START DOCUMENT EXTRACT

Although results showed neurofunctional group differences, accumbens activation did not improve the prediction of depressive and anxious symptoms over time. An inherent challenge with assessing reward-related behaviors in adolescents is whether or not the stimuli are in fact rewarding. Within the IPT, correct responses resulted in money earned. That said, money accumulated is a secondary reward that may be experienced and processed differently than immediate receipt of primary rewards. This conceptual issue as to what is rewarding is important to consider in the backdrop of psychometric concerns regarding fMRI data. Namely, there are many commonly used reward tasks, including within the Human Connectome projects, that have demonstrated poor internal consistency and test-rest reliability.¹⁰⁴ Our null longitudinal findings with a consummatory reward task may underscore the importance of addressing conceptual and psychometric challenges.

Summary and Future Directions

There are several limitations that should be noted. First, given the inclusion of comorbid depressed-anxious youth, medication use was common. Medication use has known effects on structural^37,47 and functional¹⁰⁵ neural correlates implicated in reward processing. Additionally, although current medication use was obtained, we did not assess lifetime medication, which may impact neurodevelopment and the course of symptoms over time. We also did not obtain information on lifetime psychosocial treatment, which may impact symptom trajectories. Second, the IPT is a block design, which is well-suited to capture accumbens activation following reward outcomes. However, additional metrics core to reward (eg, anticipation, prediction error) and affective disorders were not tested. Third, although the transdiagnostic sample is a strength as it improves generalizability, it may be that specific disorders differentially impact activation patterns. For example, our results show a non-significant trend that ADHD was related to greater accumbens response in the Reward-Baseline contrast; accordingly, future work may consider the risk-benefit of including ADHD in studies focused on elucidating neural circuitry within internalizing disorders. Similarly, it may be that prodromal bipolar disorder or subthreshold mania symptoms in general could impact our understanding of reward-related activation in depressed-anxious youth. Last, the present study focused on whether accumbens structure and function contributed to the persistence of depression and anxiety symptoms, however, a compelling future direction, which is consistent with RDoC initiatives, would be to derive latent measures of positive or negative valence.

END DOCUMENT EXTRACT
START STUDY MATERIAL

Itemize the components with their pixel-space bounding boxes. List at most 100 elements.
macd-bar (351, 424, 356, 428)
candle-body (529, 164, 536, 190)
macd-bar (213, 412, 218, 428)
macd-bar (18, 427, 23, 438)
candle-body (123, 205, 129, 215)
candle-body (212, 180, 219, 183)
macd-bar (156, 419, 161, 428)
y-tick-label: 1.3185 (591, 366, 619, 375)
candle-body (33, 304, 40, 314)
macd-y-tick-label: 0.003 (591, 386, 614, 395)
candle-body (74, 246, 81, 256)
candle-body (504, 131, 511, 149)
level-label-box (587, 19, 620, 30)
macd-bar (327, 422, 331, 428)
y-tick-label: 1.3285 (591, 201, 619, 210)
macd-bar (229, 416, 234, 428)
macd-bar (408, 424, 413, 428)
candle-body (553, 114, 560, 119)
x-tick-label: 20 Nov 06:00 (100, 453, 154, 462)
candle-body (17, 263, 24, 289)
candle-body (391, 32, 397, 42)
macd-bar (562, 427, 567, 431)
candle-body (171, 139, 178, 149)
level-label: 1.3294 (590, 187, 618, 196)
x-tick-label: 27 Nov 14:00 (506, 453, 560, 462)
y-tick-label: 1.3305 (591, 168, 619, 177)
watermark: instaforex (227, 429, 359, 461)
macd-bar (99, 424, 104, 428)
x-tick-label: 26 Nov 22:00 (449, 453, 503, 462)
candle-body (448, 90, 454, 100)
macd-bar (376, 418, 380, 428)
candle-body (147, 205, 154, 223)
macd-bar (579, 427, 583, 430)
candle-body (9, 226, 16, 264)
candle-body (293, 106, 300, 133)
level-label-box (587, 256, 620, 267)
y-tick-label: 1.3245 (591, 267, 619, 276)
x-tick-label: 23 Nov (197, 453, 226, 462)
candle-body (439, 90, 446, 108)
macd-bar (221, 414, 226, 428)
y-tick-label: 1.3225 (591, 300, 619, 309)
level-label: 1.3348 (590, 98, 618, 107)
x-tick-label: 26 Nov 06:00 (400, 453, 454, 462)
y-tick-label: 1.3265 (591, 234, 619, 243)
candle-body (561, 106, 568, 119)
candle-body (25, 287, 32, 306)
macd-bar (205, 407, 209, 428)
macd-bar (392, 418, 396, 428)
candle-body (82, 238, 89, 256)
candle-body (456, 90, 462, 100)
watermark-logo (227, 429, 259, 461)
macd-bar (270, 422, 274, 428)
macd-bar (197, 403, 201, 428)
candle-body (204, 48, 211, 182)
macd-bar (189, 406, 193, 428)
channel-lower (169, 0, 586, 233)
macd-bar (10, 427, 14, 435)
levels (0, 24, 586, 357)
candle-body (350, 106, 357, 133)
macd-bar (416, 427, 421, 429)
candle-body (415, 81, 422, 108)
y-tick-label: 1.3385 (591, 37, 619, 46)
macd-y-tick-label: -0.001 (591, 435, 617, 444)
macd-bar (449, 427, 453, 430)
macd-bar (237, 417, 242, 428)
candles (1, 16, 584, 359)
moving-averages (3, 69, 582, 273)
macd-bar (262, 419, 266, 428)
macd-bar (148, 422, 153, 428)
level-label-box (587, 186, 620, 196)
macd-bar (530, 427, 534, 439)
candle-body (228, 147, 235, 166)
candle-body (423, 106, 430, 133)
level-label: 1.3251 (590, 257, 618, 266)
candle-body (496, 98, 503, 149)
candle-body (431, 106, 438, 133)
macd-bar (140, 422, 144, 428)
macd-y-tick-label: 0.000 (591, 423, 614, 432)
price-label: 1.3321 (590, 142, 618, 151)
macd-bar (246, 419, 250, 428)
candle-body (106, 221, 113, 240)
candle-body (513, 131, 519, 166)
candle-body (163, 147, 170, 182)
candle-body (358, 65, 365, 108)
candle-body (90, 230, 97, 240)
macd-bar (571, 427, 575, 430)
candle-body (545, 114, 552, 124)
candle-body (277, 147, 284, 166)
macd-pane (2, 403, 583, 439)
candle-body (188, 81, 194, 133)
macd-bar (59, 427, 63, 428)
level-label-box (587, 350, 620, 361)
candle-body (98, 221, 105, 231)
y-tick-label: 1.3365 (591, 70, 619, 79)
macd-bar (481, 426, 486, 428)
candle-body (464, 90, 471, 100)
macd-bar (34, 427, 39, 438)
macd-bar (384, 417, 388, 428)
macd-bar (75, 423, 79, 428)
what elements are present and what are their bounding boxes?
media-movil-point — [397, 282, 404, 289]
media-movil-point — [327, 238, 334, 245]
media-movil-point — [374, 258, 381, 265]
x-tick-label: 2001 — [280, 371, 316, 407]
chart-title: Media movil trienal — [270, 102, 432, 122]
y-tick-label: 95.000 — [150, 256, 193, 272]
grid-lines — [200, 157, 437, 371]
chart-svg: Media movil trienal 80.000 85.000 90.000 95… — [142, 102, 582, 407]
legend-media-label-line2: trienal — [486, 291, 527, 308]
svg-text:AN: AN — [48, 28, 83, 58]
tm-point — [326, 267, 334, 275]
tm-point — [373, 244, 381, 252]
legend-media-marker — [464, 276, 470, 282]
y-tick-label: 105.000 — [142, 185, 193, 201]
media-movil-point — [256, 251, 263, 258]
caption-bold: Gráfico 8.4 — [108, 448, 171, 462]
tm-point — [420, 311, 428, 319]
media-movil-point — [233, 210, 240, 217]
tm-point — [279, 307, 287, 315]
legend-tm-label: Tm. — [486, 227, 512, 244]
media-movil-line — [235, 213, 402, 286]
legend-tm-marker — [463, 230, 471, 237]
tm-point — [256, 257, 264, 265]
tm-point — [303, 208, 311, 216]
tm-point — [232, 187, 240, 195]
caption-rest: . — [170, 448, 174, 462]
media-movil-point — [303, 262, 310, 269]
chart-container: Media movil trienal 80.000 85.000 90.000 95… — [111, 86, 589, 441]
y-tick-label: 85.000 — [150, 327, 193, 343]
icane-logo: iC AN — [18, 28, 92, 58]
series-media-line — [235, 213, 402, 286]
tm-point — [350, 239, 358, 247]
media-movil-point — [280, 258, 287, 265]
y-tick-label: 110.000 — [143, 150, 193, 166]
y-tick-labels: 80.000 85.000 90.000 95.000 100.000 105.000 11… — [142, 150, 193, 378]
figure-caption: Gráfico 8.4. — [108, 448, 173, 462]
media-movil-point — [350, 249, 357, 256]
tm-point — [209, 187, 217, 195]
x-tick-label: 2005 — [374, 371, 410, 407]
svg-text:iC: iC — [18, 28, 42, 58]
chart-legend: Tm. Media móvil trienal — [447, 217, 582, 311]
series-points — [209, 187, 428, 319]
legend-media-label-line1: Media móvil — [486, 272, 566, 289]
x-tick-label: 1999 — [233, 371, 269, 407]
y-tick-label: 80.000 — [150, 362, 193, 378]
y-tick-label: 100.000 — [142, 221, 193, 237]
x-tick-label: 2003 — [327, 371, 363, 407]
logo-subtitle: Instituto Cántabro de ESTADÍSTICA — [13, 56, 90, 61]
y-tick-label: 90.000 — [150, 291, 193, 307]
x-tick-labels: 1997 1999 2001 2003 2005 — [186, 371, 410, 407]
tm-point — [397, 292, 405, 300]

END STUDY MATERIAL

**WHAT YOU NEED TO DO**
A – In the text on accumbens activation in depressed-anxious youth, what did correct responses in the IPT result in?
B – Summarize the text on accumbens activation in depressed-anxious youth in two sentences.
C – Carry the text on accumbens activation in depressed-anxious youth forward from its final sentence.
The lines aren't needed for any of this.

**RESPONSES IN ORDER**
A – Money earned.

B – Although there were neurofunctional group differences, accumbens activation did not improve the prediction of depressive and anxious symptoms over time, possibly reflecting conceptual and psychometric challenges with reward tasks. The study's limitations include common medication use without data on lifetime medication or psychosocial treatment, a block design that did not test anticipation or prediction error, and a transdiagnostic sample in which specific disorders such as ADHD may differentially affect activation.

C –
In summary, comorbidity is the rule rather than the exception, and given the recent taxometric realignment,^11,12 it is critical to identify brain-behavior markers that cut across traditional diagnostic categories. Accordingly, our multimodal findings highlight alterations—across nucleus accumbens structure and function—that characterize depressed-anxious adolescents. Only reduced nucleus accumbens volume, however, predicted depressive symptoms over time, and thus, an important next step will be to clarify why structural abnormalities impact reward-related processes and associated symptoms.